◆ **Task requirements**:
Wherever "order" appears in a line, copy that line.

Data extracted from a collection
Begin
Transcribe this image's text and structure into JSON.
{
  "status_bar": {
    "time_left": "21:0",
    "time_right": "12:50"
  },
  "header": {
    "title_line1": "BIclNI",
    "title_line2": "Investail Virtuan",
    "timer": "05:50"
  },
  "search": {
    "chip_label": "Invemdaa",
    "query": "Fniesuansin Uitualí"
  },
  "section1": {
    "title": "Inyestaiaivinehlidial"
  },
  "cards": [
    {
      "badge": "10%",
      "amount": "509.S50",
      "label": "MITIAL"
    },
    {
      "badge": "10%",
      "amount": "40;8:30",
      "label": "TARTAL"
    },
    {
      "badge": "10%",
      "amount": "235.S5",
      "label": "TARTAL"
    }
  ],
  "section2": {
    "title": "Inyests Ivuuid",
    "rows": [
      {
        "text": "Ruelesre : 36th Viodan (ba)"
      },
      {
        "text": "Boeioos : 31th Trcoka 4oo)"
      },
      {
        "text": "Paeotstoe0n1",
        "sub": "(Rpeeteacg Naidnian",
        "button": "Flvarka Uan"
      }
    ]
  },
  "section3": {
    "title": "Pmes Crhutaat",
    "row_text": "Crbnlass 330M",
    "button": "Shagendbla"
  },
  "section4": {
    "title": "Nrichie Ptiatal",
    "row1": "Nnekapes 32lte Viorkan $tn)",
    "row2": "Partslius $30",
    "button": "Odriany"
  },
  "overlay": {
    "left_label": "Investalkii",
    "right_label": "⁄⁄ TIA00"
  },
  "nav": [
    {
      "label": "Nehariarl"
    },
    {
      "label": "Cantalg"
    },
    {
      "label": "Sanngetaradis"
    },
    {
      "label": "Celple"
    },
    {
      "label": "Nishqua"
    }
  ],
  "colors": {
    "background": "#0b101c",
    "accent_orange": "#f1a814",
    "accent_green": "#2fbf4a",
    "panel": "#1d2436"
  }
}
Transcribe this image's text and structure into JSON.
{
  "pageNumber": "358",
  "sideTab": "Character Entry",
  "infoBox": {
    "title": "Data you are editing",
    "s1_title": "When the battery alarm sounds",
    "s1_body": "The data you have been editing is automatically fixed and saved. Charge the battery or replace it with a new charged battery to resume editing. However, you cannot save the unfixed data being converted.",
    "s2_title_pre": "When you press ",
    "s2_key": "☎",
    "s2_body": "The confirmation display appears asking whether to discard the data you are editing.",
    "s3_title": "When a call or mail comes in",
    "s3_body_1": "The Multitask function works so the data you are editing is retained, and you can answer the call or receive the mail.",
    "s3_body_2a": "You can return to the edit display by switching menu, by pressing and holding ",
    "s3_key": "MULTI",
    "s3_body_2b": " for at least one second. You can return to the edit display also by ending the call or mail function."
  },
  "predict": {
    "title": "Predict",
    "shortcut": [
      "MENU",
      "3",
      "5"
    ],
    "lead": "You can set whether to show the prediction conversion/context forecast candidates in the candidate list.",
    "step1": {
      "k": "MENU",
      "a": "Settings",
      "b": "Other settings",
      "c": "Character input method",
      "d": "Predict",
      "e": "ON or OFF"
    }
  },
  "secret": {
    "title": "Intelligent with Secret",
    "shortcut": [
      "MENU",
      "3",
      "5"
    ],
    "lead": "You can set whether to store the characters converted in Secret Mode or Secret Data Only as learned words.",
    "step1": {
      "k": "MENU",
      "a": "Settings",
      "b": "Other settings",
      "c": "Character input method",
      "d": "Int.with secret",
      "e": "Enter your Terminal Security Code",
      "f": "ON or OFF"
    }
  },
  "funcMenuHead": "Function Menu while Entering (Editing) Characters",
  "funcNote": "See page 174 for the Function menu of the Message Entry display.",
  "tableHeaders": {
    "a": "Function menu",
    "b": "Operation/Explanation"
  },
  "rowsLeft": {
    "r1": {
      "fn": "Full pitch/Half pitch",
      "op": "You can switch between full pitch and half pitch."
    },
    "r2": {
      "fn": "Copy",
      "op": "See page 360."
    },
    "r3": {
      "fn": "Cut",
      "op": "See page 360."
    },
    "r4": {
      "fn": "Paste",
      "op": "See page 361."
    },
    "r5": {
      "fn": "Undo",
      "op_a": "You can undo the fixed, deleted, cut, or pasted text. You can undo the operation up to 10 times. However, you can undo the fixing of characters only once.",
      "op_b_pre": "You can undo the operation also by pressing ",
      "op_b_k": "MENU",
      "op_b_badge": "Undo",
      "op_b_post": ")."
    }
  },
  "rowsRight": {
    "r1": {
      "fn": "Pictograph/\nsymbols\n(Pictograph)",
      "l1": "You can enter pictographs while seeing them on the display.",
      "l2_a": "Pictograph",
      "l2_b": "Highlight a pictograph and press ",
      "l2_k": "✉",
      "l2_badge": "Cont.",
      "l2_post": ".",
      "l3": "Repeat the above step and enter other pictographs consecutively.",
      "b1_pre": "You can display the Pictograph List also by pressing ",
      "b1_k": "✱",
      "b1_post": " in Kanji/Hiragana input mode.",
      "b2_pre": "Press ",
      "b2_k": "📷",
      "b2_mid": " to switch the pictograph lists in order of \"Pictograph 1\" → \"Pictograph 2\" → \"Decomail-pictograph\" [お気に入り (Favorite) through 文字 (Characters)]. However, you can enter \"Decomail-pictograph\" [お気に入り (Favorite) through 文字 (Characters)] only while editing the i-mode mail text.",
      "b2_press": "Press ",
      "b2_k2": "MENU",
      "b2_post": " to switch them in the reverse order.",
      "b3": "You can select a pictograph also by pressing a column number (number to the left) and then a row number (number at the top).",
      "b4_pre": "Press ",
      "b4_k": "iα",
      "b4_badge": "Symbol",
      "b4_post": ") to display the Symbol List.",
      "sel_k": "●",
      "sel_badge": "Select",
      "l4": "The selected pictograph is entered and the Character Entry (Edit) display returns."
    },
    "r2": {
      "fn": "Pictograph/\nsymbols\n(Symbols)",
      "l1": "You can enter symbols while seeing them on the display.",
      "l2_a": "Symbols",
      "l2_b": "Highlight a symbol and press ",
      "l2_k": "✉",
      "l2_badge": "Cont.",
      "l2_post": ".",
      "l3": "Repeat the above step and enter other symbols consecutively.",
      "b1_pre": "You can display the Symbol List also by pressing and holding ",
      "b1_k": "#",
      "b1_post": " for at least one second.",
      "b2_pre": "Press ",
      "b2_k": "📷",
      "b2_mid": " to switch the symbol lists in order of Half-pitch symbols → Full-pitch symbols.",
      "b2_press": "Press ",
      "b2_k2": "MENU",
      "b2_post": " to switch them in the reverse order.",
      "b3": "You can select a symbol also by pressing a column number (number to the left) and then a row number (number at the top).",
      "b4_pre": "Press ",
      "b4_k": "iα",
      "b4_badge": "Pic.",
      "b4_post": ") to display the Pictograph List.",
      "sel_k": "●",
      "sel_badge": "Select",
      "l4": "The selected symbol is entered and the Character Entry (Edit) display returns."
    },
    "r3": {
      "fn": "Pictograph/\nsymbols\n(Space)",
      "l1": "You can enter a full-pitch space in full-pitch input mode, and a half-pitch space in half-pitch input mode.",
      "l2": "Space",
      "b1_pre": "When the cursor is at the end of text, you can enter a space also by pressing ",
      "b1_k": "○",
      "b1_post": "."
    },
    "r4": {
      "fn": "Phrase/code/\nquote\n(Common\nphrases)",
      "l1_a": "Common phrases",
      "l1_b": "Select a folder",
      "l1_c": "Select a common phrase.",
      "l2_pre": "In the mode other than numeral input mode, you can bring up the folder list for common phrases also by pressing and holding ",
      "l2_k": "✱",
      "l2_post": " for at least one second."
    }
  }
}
End
◆ **Result of this exercise**:
      "b2_mid": " to switch the pictograph lists in order of \"Pictograph 1\" → \"Pictograph 2\" → \"Decomail-pictograph\" [お気に入り (Favorite) through 文字 (Characters)]. However, you can enter \"Decomail-pictograph\" [お気に入り (Favorite) through 文字 (Characters)] only while editing the i-mode mail text.",
      "b2_post": " to switch them in the reverse order.",
      "b2_mid": " to switch the symbol lists in order of Half-pitch symbols → Full-pitch symbols.",
      "b2_post": " to switch them in the reverse order.",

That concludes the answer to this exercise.